## [Task description]
Reproduce all the entries exactly and keep the pictures out.

## [Task input]
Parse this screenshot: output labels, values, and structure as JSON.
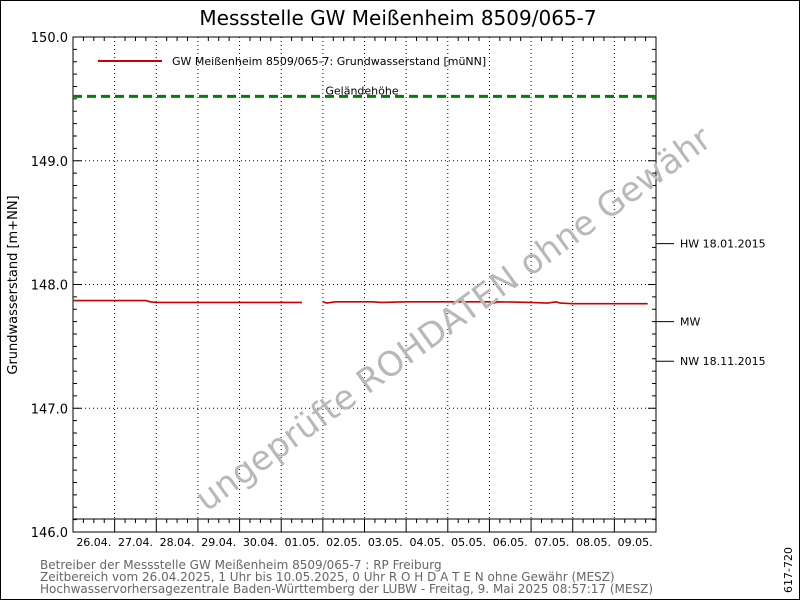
{
  "title": "Messstelle GW Meißenheim 8509/065-7",
  "ylabel": "Grundwasserstand [m+NN]",
  "watermark": "ungeprüfte ROHDATEN ohne Gewähr",
  "side_code": "617-720",
  "footer": {
    "line1": "Betreiber der Messstelle GW Meißenheim 8509/065-7 : RP Freiburg",
    "line2": "Zeitbereich vom 26.04.2025, 1 Uhr bis 10.05.2025, 0 Uhr   R O H D A T E N ohne Gewähr (MESZ)",
    "line3": "Hochwasservorhersagezentrale Baden-Württemberg der LUBW - Freitag, 9. Mai 2025 08:57:17 (MESZ)"
  },
  "colors": {
    "series": "#cc0000",
    "gelaende": "#008000",
    "grid": "#000000",
    "watermark": "#b8b8b8"
  },
  "chart_data": {
    "type": "line",
    "title": "Messstelle GW Meißenheim 8509/065-7",
    "xlabel": "",
    "ylabel": "Grundwasserstand [m+NN]",
    "x_ticks": [
      "26.04.",
      "27.04.",
      "28.04.",
      "29.04.",
      "30.04.",
      "01.05.",
      "02.05.",
      "03.05.",
      "04.05.",
      "05.05.",
      "06.05.",
      "07.05.",
      "08.05.",
      "09.05."
    ],
    "xlim": [
      0,
      14
    ],
    "ylim": [
      146.0,
      150.0
    ],
    "y_ticks": [
      "146.0",
      "147.0",
      "148.0",
      "149.0",
      "150.0"
    ],
    "grid": true,
    "legend": "top-left",
    "series": [
      {
        "name": "GW Meißenheim 8509/065-7: Grundwasserstand  [müNN]",
        "segments": [
          [
            [
              0.0,
              147.87
            ],
            [
              1.75,
              147.87
            ],
            [
              1.85,
              147.86
            ],
            [
              2.0,
              147.855
            ],
            [
              3.0,
              147.855
            ],
            [
              5.5,
              147.855
            ]
          ],
          [
            [
              6.0,
              147.86
            ],
            [
              6.1,
              147.85
            ],
            [
              6.3,
              147.86
            ],
            [
              7.2,
              147.86
            ],
            [
              7.4,
              147.855
            ],
            [
              8.0,
              147.86
            ],
            [
              10.0,
              147.86
            ],
            [
              10.1,
              147.85
            ],
            [
              10.2,
              147.86
            ],
            [
              11.0,
              147.855
            ],
            [
              11.4,
              147.85
            ],
            [
              11.6,
              147.86
            ],
            [
              11.7,
              147.85
            ],
            [
              12.0,
              147.845
            ],
            [
              13.8,
              147.845
            ]
          ]
        ]
      }
    ],
    "reference_lines": [
      {
        "name": "Geländehöhe",
        "value": 149.52
      }
    ],
    "side_marks": [
      {
        "label": "HW 18.01.2015",
        "value": 148.33
      },
      {
        "label": "MW",
        "value": 147.7
      },
      {
        "label": "NW 18.11.2015",
        "value": 147.38
      }
    ]
  }
}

## [Full output]
Parse this screenshot: output labels, values, and structure as JSON.
{
  "title": "Messstelle GW Meißenheim 8509/065-7",
  "ylabel": "Grundwasserstand [m+NN]",
  "watermark": "ungeprüfte ROHDATEN ohne Gewähr",
  "side_code": "617-720",
  "footer": {
    "line1": "Betreiber der Messstelle GW Meißenheim 8509/065-7 : RP Freiburg",
    "line2": "Zeitbereich vom 26.04.2025, 1 Uhr bis 10.05.2025, 0 Uhr   R O H D A T E N ohne Gewähr (MESZ)",
    "line3": "Hochwasservorhersagezentrale Baden-Württemberg der LUBW - Freitag, 9. Mai 2025 08:57:17 (MESZ)"
  },
  "colors": {
    "series": "#cc0000",
    "gelaende": "#008000",
    "grid": "#000000",
    "watermark": "#b8b8b8"
  },
  "chart_data": {
    "type": "line",
    "title": "Messstelle GW Meißenheim 8509/065-7",
    "xlabel": "",
    "ylabel": "Grundwasserstand [m+NN]",
    "x_ticks": [
      "26.04.",
      "27.04.",
      "28.04.",
      "29.04.",
      "30.04.",
      "01.05.",
      "02.05.",
      "03.05.",
      "04.05.",
      "05.05.",
      "06.05.",
      "07.05.",
      "08.05.",
      "09.05."
    ],
    "xlim": [
      0,
      14
    ],
    "ylim": [
      146.0,
      150.0
    ],
    "y_ticks": [
      "146.0",
      "147.0",
      "148.0",
      "149.0",
      "150.0"
    ],
    "grid": true,
    "legend": "top-left",
    "series": [
      {
        "name": "GW Meißenheim 8509/065-7: Grundwasserstand  [müNN]",
        "segments": [
          [
            [
              0.0,
              147.87
            ],
            [
              1.75,
              147.87
            ],
            [
              1.85,
              147.86
            ],
            [
              2.0,
              147.855
            ],
            [
              3.0,
              147.855
            ],
            [
              5.5,
              147.855
            ]
          ],
          [
            [
              6.0,
              147.86
            ],
            [
              6.1,
              147.85
            ],
            [
              6.3,
              147.86
            ],
            [
              7.2,
              147.86
            ],
            [
              7.4,
              147.855
            ],
            [
              8.0,
              147.86
            ],
            [
              10.0,
              147.86
            ],
            [
              10.1,
              147.85
            ],
            [
              10.2,
              147.86
            ],
            [
              11.0,
              147.855
            ],
            [
              11.4,
              147.85
            ],
            [
              11.6,
              147.86
            ],
            [
              11.7,
              147.85
            ],
            [
              12.0,
              147.845
            ],
            [
              13.8,
              147.845
            ]
          ]
        ]
      }
    ],
    "reference_lines": [
      {
        "name": "Geländehöhe",
        "value": 149.52
      }
    ],
    "side_marks": [
      {
        "label": "HW 18.01.2015",
        "value": 148.33
      },
      {
        "label": "MW",
        "value": 147.7
      },
      {
        "label": "NW 18.11.2015",
        "value": 147.38
      }
    ]
  }
}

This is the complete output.